• **Exercise directions**
Exact repetition of every entry is required.

• **The records**
# # #

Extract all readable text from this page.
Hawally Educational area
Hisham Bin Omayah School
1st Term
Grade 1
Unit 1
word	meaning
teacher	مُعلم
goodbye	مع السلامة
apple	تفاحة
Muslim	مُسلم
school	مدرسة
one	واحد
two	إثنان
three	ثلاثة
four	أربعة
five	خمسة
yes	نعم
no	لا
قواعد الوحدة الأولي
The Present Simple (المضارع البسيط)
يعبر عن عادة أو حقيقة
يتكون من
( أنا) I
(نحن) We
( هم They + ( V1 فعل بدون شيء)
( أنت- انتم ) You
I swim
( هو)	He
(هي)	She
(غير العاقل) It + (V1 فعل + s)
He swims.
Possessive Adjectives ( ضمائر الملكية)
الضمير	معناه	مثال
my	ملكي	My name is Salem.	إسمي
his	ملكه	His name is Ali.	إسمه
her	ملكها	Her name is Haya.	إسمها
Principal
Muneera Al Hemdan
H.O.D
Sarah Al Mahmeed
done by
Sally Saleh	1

# # #

• **Answer to this problem**
Extract all readable text from this page.
Hawally Educational area
Hisham Bin Omayah School
1st Term
Grade 1
Unit 1
word	meaning
teacher	مُعلم
goodbye	مع السلامة
apple	تفاحة
Muslim	مُسلم
school	مدرسة
one	واحد
two	إثنان
three	ثلاثة
four	أربعة
five	خمسة
yes	نعم
no	لا
قواعد الوحدة الأولي
The Present Simple (المضارع البسيط)
يعبر عن عادة أو حقيقة
يتكون من
( أنا) I
(نحن) We
( هم They + ( V1 فعل بدون شيء)
( أنت- انتم ) You
I swim
( هو)	He
(هي)	She
(غير العاقل) It + (V1 فعل + s)
He swims.
Possessive Adjectives ( ضمائر الملكية)
الضمير	معناه	مثال
my	ملكي	My name is Salem.	إسمي
his	ملكه	His name is Ali.	إسمه
her	ملكها	Her name is Haya.	إسمها
Principal
Muneera Al Hemdan
H.O.D
Sarah Al Mahmeed
done by
Sally Saleh	1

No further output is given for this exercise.